Stored entries:
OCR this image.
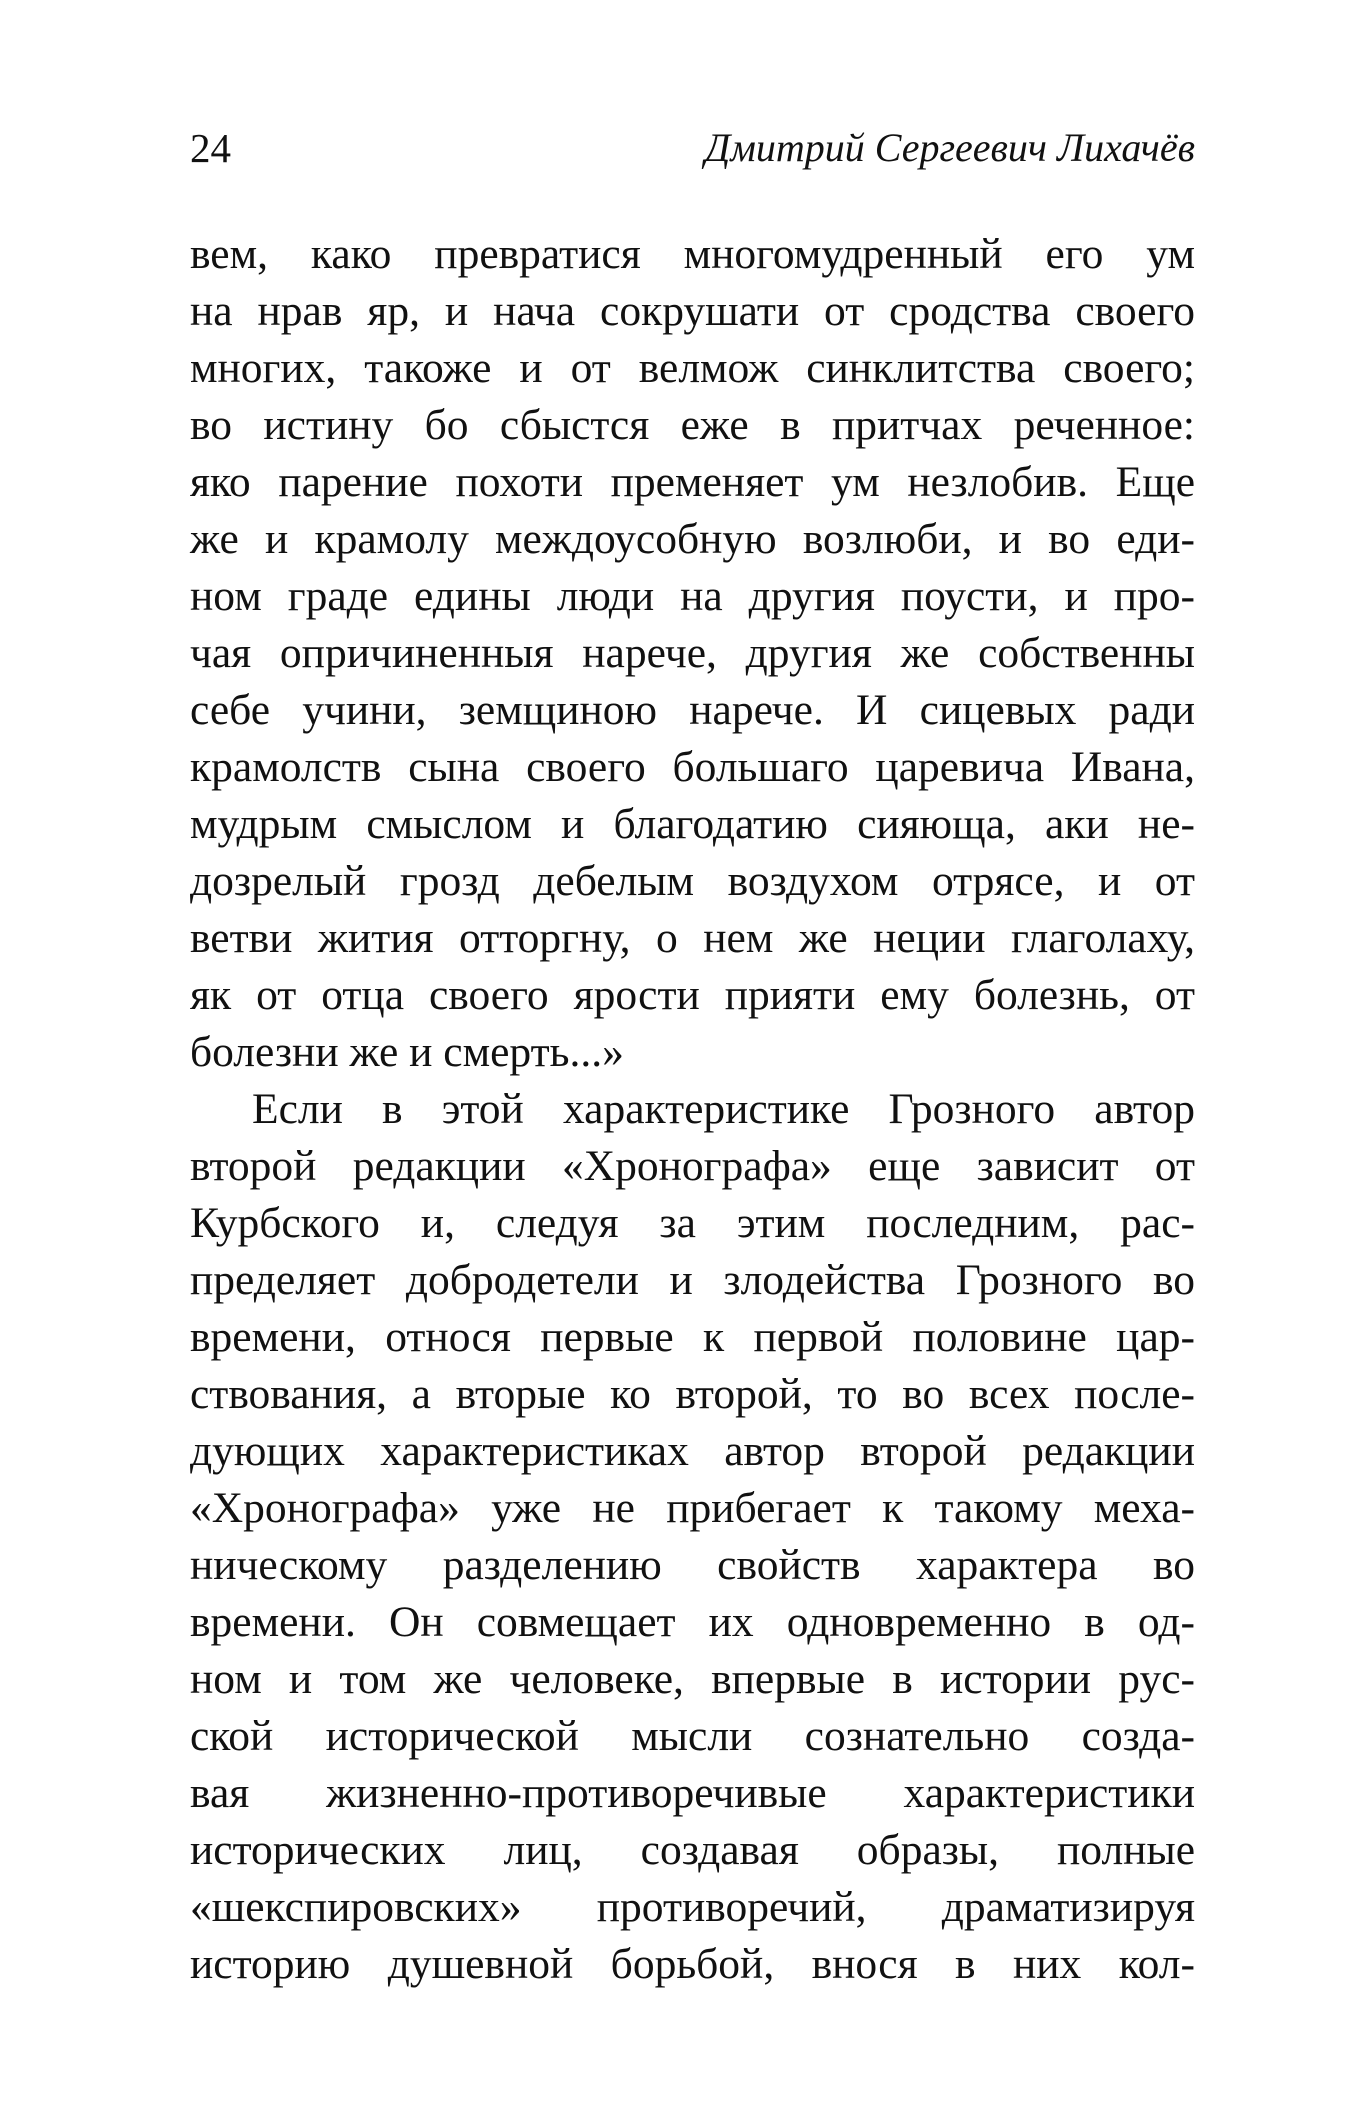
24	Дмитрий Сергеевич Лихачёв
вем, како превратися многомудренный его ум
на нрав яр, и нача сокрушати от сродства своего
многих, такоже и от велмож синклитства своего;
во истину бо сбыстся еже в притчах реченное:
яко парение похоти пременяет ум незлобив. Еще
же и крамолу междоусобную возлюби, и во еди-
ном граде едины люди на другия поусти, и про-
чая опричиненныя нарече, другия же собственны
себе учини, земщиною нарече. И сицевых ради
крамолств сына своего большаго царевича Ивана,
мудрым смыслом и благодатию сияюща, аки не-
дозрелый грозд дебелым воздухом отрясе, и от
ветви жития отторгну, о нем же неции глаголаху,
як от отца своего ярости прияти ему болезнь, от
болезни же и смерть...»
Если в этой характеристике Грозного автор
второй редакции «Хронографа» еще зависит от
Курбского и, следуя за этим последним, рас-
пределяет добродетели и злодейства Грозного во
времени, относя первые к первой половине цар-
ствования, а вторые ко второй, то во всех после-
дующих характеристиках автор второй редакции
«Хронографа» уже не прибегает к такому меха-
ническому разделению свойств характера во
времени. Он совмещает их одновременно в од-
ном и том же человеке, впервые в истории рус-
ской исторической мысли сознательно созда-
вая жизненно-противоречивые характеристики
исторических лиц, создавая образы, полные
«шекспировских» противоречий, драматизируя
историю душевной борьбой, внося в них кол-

GIVEN TASK: Find the number of lines in which the word "второй" occurs, and write nothing but that number.

THE RESPONSE: 3